DATA ROWS:

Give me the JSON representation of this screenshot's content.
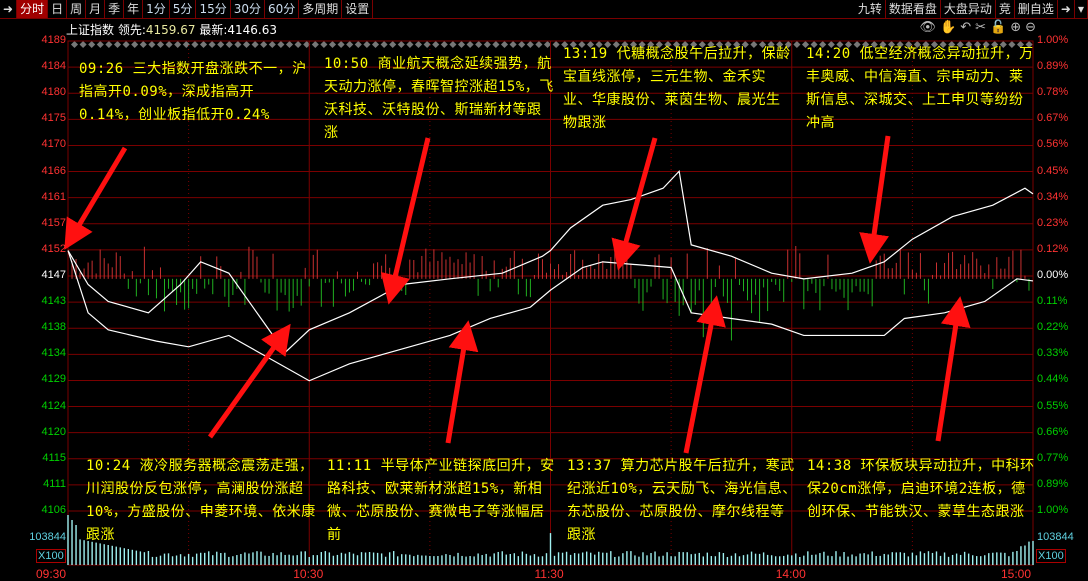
{
  "toolbar": {
    "left_icon": "collapse-icon",
    "tabs": [
      "分时",
      "日",
      "周",
      "月",
      "季",
      "年",
      "1分",
      "5分",
      "15分",
      "30分",
      "60分",
      "多周期",
      "设置"
    ],
    "active": "分时",
    "right": [
      "九转",
      "数据看盘",
      "大盘异动",
      "竞",
      "删自选"
    ],
    "right_icons": [
      "collapse-icon",
      "dropdown-icon"
    ]
  },
  "info": {
    "name": "上证指数",
    "lead_label": "领先:",
    "lead_value": "4159.67",
    "last_label": "最新:",
    "last_value": "4146.63"
  },
  "tool_icons": [
    "eye-icon",
    "hand-icon",
    "undo-icon",
    "scissors-icon",
    "lock-icon",
    "zoom-in-icon",
    "zoom-out-icon"
  ],
  "y_left": [
    "4189",
    "4184",
    "4180",
    "4175",
    "4170",
    "4166",
    "4161",
    "4157",
    "4152",
    "4147",
    "4143",
    "4138",
    "4134",
    "4129",
    "4124",
    "4120",
    "4115",
    "4111",
    "4106"
  ],
  "y_right": [
    "1.00%",
    "0.89%",
    "0.78%",
    "0.67%",
    "0.56%",
    "0.45%",
    "0.34%",
    "0.23%",
    "0.12%",
    "0.00%",
    "0.11%",
    "0.22%",
    "0.33%",
    "0.44%",
    "0.55%",
    "0.66%",
    "0.77%",
    "0.89%",
    "1.00%"
  ],
  "volume": {
    "label": "103844",
    "unit": "X100"
  },
  "x_ticks": [
    "09:30",
    "10:30",
    "11:30",
    "14:00",
    "15:00"
  ],
  "colors": {
    "up": "#ff3232",
    "down": "#00d000",
    "grid": "#7a0000",
    "note": "#ffff00",
    "volume": "#a0f0f0"
  },
  "notes": [
    {
      "text": "09:26 三大指数开盘涨跌不一，沪指高开0.09%，深成指高开0.14%，创业板指低开0.24%"
    },
    {
      "text": "10:50 商业航天概念延续强势，航天动力涨停，春晖智控涨超15%，飞沃科技、沃特股份、斯瑞新材等跟涨"
    },
    {
      "text": "13:19 代糖概念股午后拉升，保龄宝直线涨停，三元生物、金禾实业、华康股份、莱茵生物、晨光生物跟涨"
    },
    {
      "text": "14:20 低空经济概念异动拉升，万丰奥威、中信海直、宗申动力、莱斯信息、深城交、上工申贝等纷纷冲高"
    },
    {
      "text": "10:24 液冷服务器概念震荡走强，川润股份反包涨停，高澜股份涨超10%，方盛股份、申菱环境、依米康跟涨"
    },
    {
      "text": "11:11 半导体产业链探底回升，安路科技、欧莱新材涨超15%，新相微、芯原股份、赛微电子等涨幅居前"
    },
    {
      "text": "13:37 算力芯片股午后拉升，寒武纪涨近10%，云天励飞、海光信息、东芯股份、芯原股份、摩尔线程等跟涨"
    },
    {
      "text": "14:38 环保板块异动拉升，中科环保20cm涨停，启迪环境2连板，德创环保、节能铁汉、蒙草生态跟涨"
    }
  ],
  "chart_data": {
    "type": "line",
    "prev_close": 4147,
    "ylim": [
      4106,
      4189
    ],
    "series": [
      {
        "points": [
          [
            0,
            4152
          ],
          [
            5,
            4146
          ],
          [
            10,
            4143
          ],
          [
            20,
            4141
          ],
          [
            28,
            4146
          ],
          [
            33,
            4150
          ],
          [
            40,
            4148
          ],
          [
            48,
            4140
          ],
          [
            54,
            4134
          ],
          [
            60,
            4138
          ],
          [
            70,
            4141
          ],
          [
            83,
            4146
          ],
          [
            95,
            4147
          ],
          [
            108,
            4148
          ],
          [
            118,
            4151
          ],
          [
            120,
            4152
          ],
          [
            125,
            4156
          ],
          [
            133,
            4160
          ],
          [
            140,
            4161
          ],
          [
            148,
            4163
          ],
          [
            152,
            4166
          ],
          [
            155,
            4153
          ],
          [
            165,
            4151
          ],
          [
            175,
            4148
          ],
          [
            183,
            4147
          ],
          [
            195,
            4148
          ],
          [
            203,
            4150
          ],
          [
            210,
            4154
          ],
          [
            220,
            4158
          ],
          [
            230,
            4160
          ],
          [
            238,
            4163
          ],
          [
            240,
            4162
          ]
        ]
      },
      {
        "points": [
          [
            0,
            4152
          ],
          [
            5,
            4141
          ],
          [
            10,
            4138
          ],
          [
            22,
            4136
          ],
          [
            30,
            4135
          ],
          [
            40,
            4137
          ],
          [
            50,
            4133
          ],
          [
            60,
            4129
          ],
          [
            70,
            4132
          ],
          [
            85,
            4135
          ],
          [
            95,
            4137
          ],
          [
            105,
            4140
          ],
          [
            115,
            4142
          ],
          [
            120,
            4145
          ],
          [
            128,
            4149
          ],
          [
            133,
            4150
          ],
          [
            150,
            4149
          ],
          [
            155,
            4141
          ],
          [
            165,
            4140
          ],
          [
            175,
            4139
          ],
          [
            183,
            4137
          ],
          [
            195,
            4137
          ],
          [
            203,
            4137
          ],
          [
            208,
            4140
          ],
          [
            218,
            4141
          ],
          [
            228,
            4143
          ],
          [
            236,
            4147
          ],
          [
            240,
            4146.63
          ]
        ]
      }
    ]
  }
}
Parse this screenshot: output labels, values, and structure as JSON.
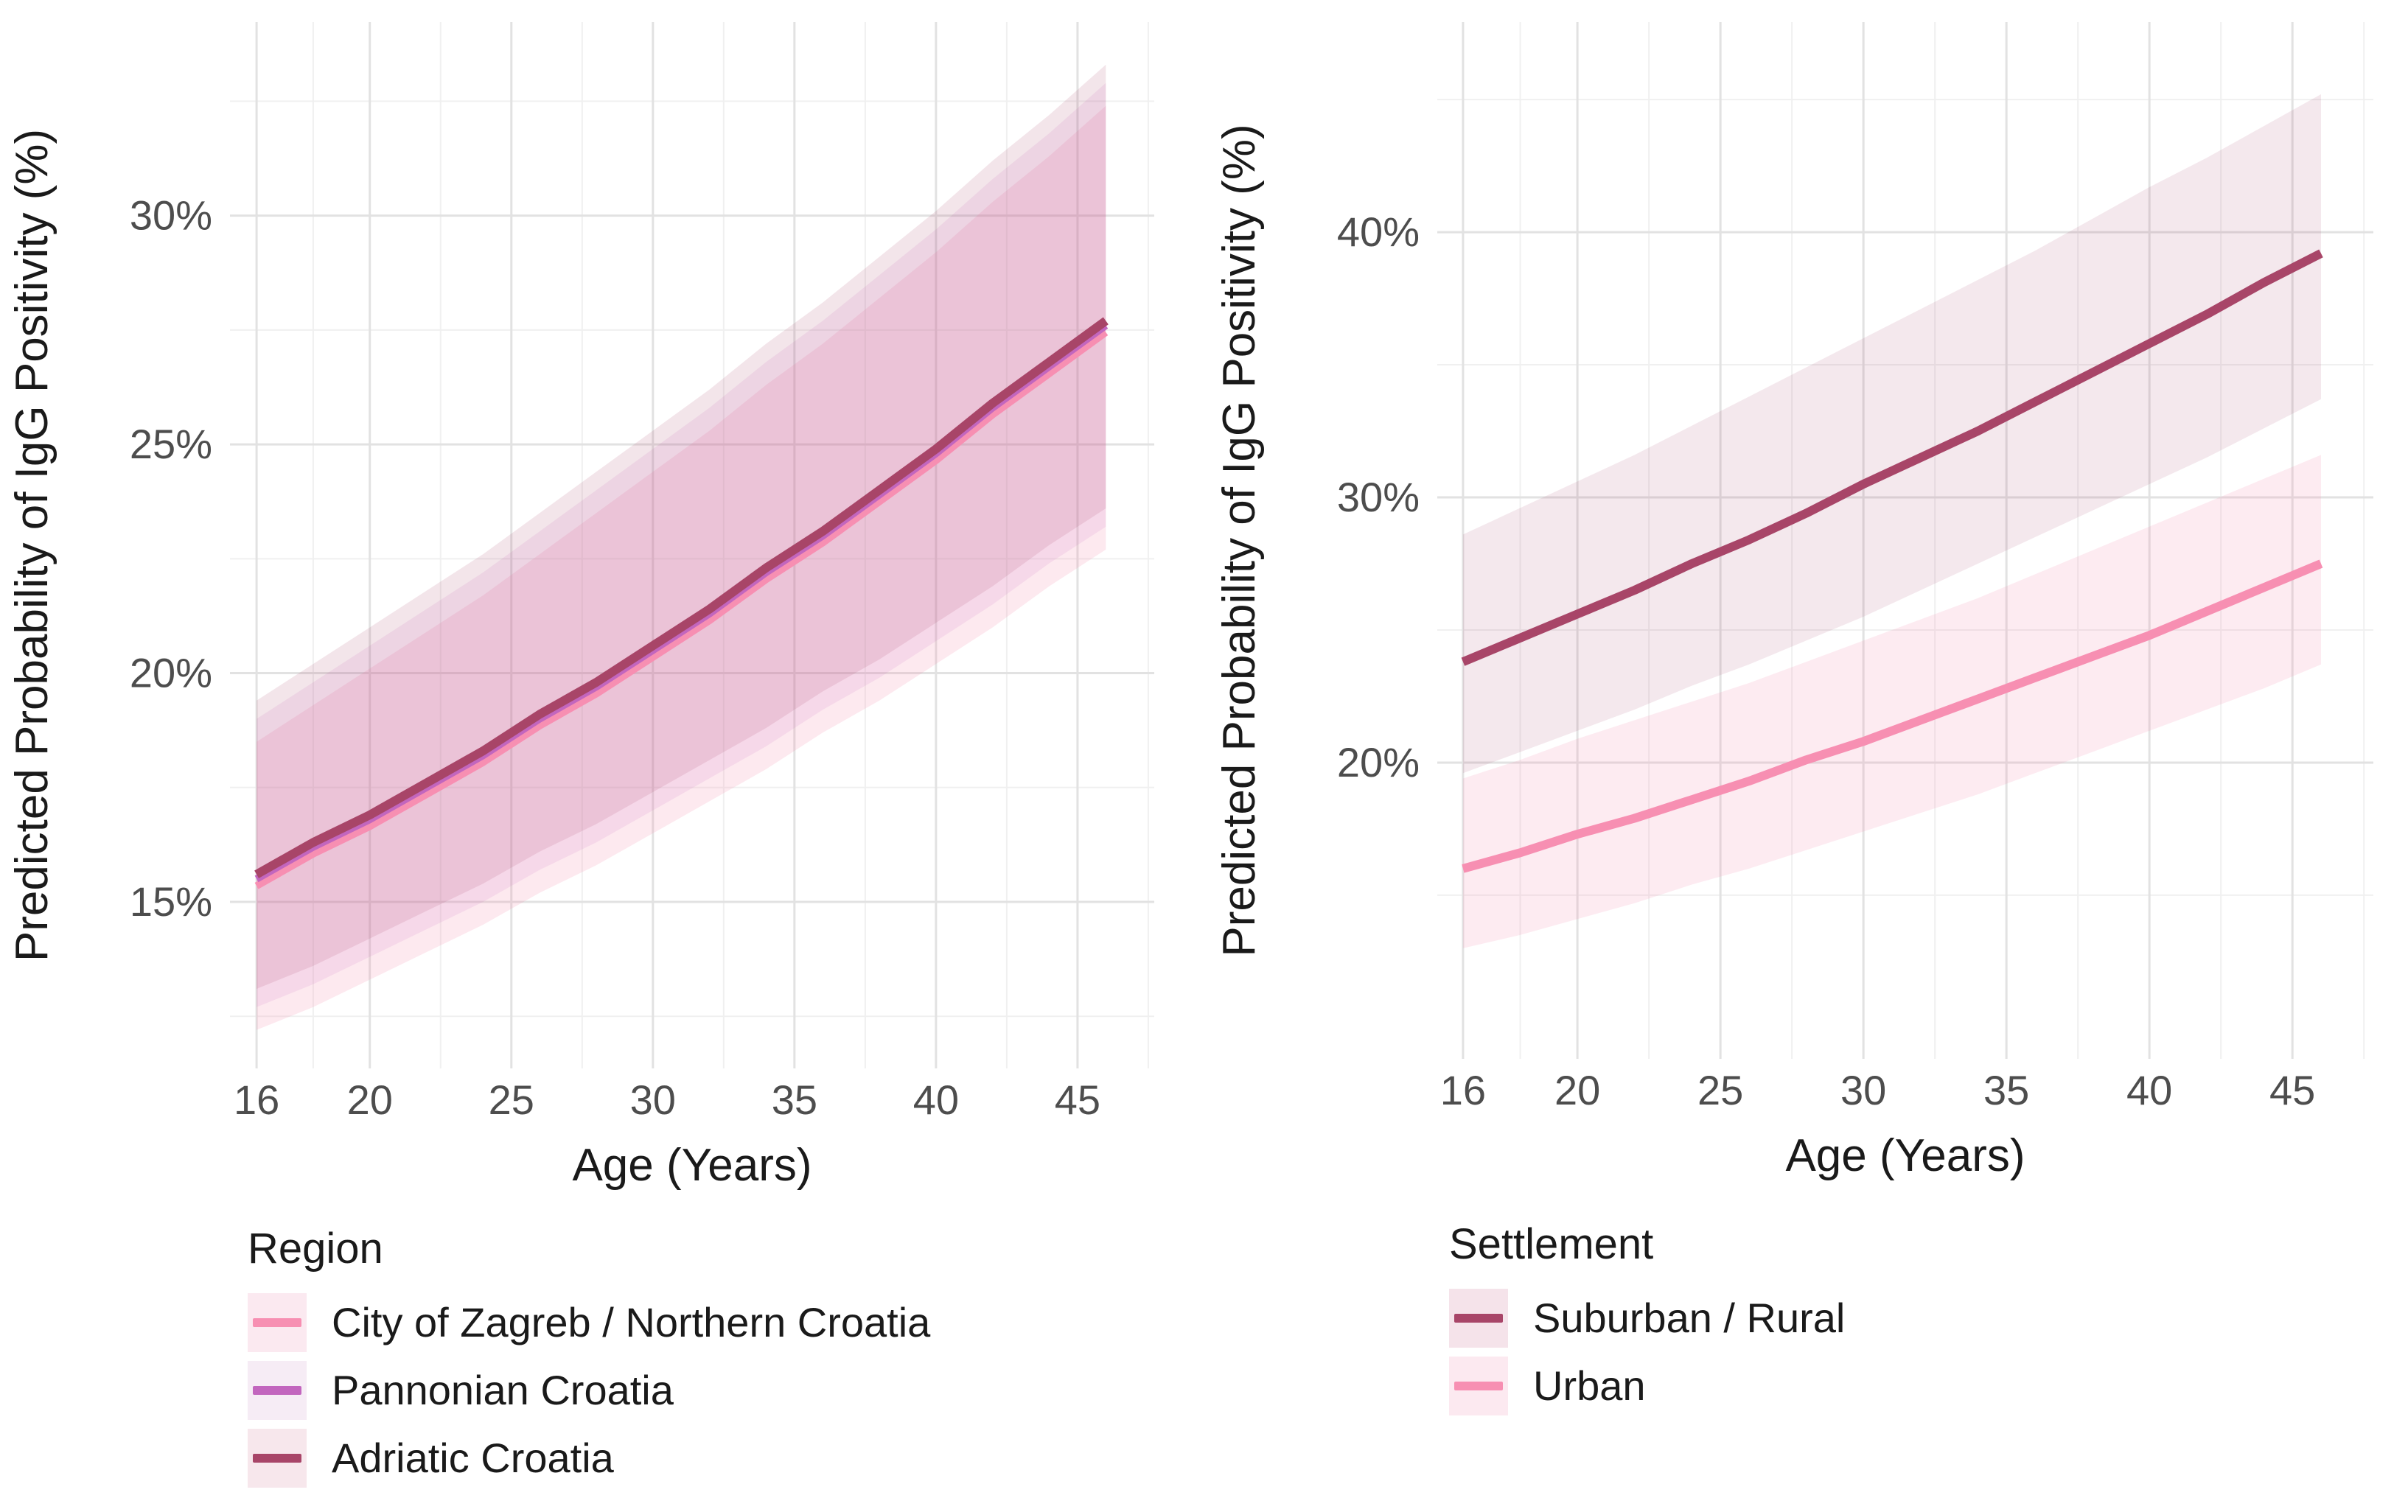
{
  "style": {
    "background": "#FFFFFF",
    "grid_major": "#E2E2E2",
    "grid_minor": "#F0F0F0",
    "tick_label_color": "#4D4D4D",
    "axis_title_color": "#1A1A1A",
    "pink": "#F78FB2",
    "purple": "#C266BE",
    "maroon": "#A84568"
  },
  "chart_data": [
    {
      "type": "line",
      "title": "",
      "xlabel": "Age (Years)",
      "ylabel": "Predicted Probability of IgG Positivity (%)",
      "legend": {
        "title": "Region",
        "position": "bottom-left"
      },
      "grid": "on",
      "ages": [
        16,
        18,
        20,
        22,
        24,
        26,
        28,
        30,
        32,
        34,
        36,
        38,
        40,
        42,
        44,
        46
      ],
      "x_axis": {
        "domain": [
          15.06,
          47.71
        ],
        "ticks": [
          {
            "value": 16,
            "label": "16"
          },
          {
            "value": 20,
            "label": "20"
          },
          {
            "value": 25,
            "label": "25"
          },
          {
            "value": 30,
            "label": "30"
          },
          {
            "value": 35,
            "label": "35"
          },
          {
            "value": 40,
            "label": "40"
          },
          {
            "value": 45,
            "label": "45"
          }
        ],
        "minor": [
          18,
          22.5,
          27.5,
          32.5,
          37.5,
          42.5,
          47.5
        ]
      },
      "y_axis": {
        "domain": [
          11.36,
          34.23
        ],
        "ticks": [
          {
            "value": 15,
            "label": "15%"
          },
          {
            "value": 20,
            "label": "20%"
          },
          {
            "value": 25,
            "label": "25%"
          },
          {
            "value": 30,
            "label": "30%"
          }
        ],
        "minor": [
          12.5,
          17.5,
          22.5,
          27.5,
          32.5
        ]
      },
      "series": [
        {
          "id": "zagreb",
          "name": "City of Zagreb / Northern Croatia",
          "color": "#F78FB2",
          "line_width": 10,
          "ribbon_color": "#F48FB1",
          "ribbon_opacity": 0.2,
          "swatch_bg": "#FBE9F0",
          "values": [
            15.35,
            16.05,
            16.65,
            17.35,
            18.05,
            18.85,
            19.55,
            20.35,
            21.15,
            22.05,
            22.85,
            23.75,
            24.65,
            25.65,
            26.55,
            27.45
          ],
          "lower": [
            12.2,
            12.7,
            13.3,
            13.9,
            14.5,
            15.2,
            15.8,
            16.5,
            17.2,
            17.9,
            18.7,
            19.4,
            20.2,
            21.0,
            21.9,
            22.7
          ],
          "upper": [
            18.5,
            19.3,
            20.1,
            20.9,
            21.7,
            22.6,
            23.5,
            24.4,
            25.3,
            26.3,
            27.2,
            28.2,
            29.2,
            30.3,
            31.3,
            32.4
          ]
        },
        {
          "id": "pannonian",
          "name": "Pannonian Croatia",
          "color": "#C266BE",
          "line_width": 10,
          "ribbon_color": "#C266BE",
          "ribbon_opacity": 0.12,
          "swatch_bg": "#F6ECF5",
          "values": [
            15.5,
            16.2,
            16.8,
            17.5,
            18.2,
            19.0,
            19.7,
            20.5,
            21.3,
            22.2,
            23.0,
            23.9,
            24.8,
            25.8,
            26.7,
            27.6
          ],
          "lower": [
            12.7,
            13.2,
            13.8,
            14.4,
            15.0,
            15.7,
            16.3,
            17.0,
            17.7,
            18.4,
            19.2,
            19.9,
            20.7,
            21.5,
            22.4,
            23.2
          ],
          "upper": [
            19.0,
            19.8,
            20.6,
            21.4,
            22.2,
            23.1,
            24.0,
            24.9,
            25.8,
            26.8,
            27.7,
            28.7,
            29.7,
            30.8,
            31.8,
            32.9
          ]
        },
        {
          "id": "adriatic",
          "name": "Adriatic Croatia",
          "color": "#A84568",
          "line_width": 12,
          "ribbon_color": "#A84568",
          "ribbon_opacity": 0.14,
          "swatch_bg": "#F7E7EC",
          "values": [
            15.6,
            16.3,
            16.9,
            17.6,
            18.3,
            19.1,
            19.8,
            20.6,
            21.4,
            22.3,
            23.1,
            24.0,
            24.9,
            25.9,
            26.8,
            27.7
          ],
          "lower": [
            13.1,
            13.6,
            14.2,
            14.8,
            15.4,
            16.1,
            16.7,
            17.4,
            18.1,
            18.8,
            19.6,
            20.3,
            21.1,
            21.9,
            22.8,
            23.6
          ],
          "upper": [
            19.4,
            20.2,
            21.0,
            21.8,
            22.6,
            23.5,
            24.4,
            25.3,
            26.2,
            27.2,
            28.1,
            29.1,
            30.1,
            31.2,
            32.2,
            33.3
          ]
        }
      ]
    },
    {
      "type": "line",
      "title": "",
      "xlabel": "Age (Years)",
      "ylabel": "Predicted Probability of IgG Positivity (%)",
      "legend": {
        "title": "Settlement",
        "position": "bottom-left"
      },
      "grid": "on",
      "ages": [
        16,
        18,
        20,
        22,
        24,
        26,
        28,
        30,
        32,
        34,
        36,
        38,
        40,
        42,
        44,
        46
      ],
      "x_axis": {
        "domain": [
          15.1,
          47.83
        ],
        "ticks": [
          {
            "value": 16,
            "label": "16"
          },
          {
            "value": 20,
            "label": "20"
          },
          {
            "value": 25,
            "label": "25"
          },
          {
            "value": 30,
            "label": "30"
          },
          {
            "value": 35,
            "label": "35"
          },
          {
            "value": 40,
            "label": "40"
          },
          {
            "value": 45,
            "label": "45"
          }
        ],
        "minor": [
          18,
          22.5,
          27.5,
          32.5,
          37.5,
          42.5,
          47.5
        ]
      },
      "y_axis": {
        "domain": [
          8.83,
          47.92
        ],
        "ticks": [
          {
            "value": 20,
            "label": "20%"
          },
          {
            "value": 30,
            "label": "30%"
          },
          {
            "value": 40,
            "label": "40%"
          }
        ],
        "minor": [
          15,
          25,
          35,
          45
        ]
      },
      "series": [
        {
          "id": "suburban-rural",
          "name": "Suburban / Rural",
          "color": "#A84568",
          "line_width": 12,
          "ribbon_color": "#A84568",
          "ribbon_opacity": 0.12,
          "swatch_bg": "#F5E3EA",
          "values": [
            23.8,
            24.7,
            25.6,
            26.5,
            27.5,
            28.4,
            29.4,
            30.5,
            31.5,
            32.5,
            33.6,
            34.7,
            35.8,
            36.9,
            38.1,
            39.2
          ],
          "lower": [
            19.6,
            20.4,
            21.2,
            22.0,
            22.9,
            23.7,
            24.6,
            25.5,
            26.5,
            27.5,
            28.5,
            29.5,
            30.5,
            31.5,
            32.6,
            33.7
          ],
          "upper": [
            28.6,
            29.6,
            30.6,
            31.6,
            32.7,
            33.8,
            34.9,
            36.0,
            37.1,
            38.2,
            39.3,
            40.5,
            41.7,
            42.8,
            44.0,
            45.2
          ]
        },
        {
          "id": "urban",
          "name": "Urban",
          "color": "#F78FB2",
          "line_width": 12,
          "ribbon_color": "#F48FB1",
          "ribbon_opacity": 0.18,
          "swatch_bg": "#FCE9F0",
          "values": [
            16.0,
            16.6,
            17.3,
            17.9,
            18.6,
            19.3,
            20.1,
            20.8,
            21.6,
            22.4,
            23.2,
            24.0,
            24.8,
            25.7,
            26.6,
            27.5
          ],
          "lower": [
            13.0,
            13.5,
            14.1,
            14.7,
            15.4,
            16.0,
            16.7,
            17.4,
            18.1,
            18.8,
            19.6,
            20.4,
            21.2,
            22.0,
            22.8,
            23.7
          ],
          "upper": [
            19.4,
            20.1,
            20.9,
            21.6,
            22.3,
            23.0,
            23.8,
            24.6,
            25.4,
            26.2,
            27.1,
            28.0,
            28.9,
            29.8,
            30.7,
            31.6
          ]
        }
      ]
    }
  ]
}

WORK TO DO: Lines that include the word "JSON" — how many are there in the data? Answer with the number alone.

WRITTEN ANSWER: 2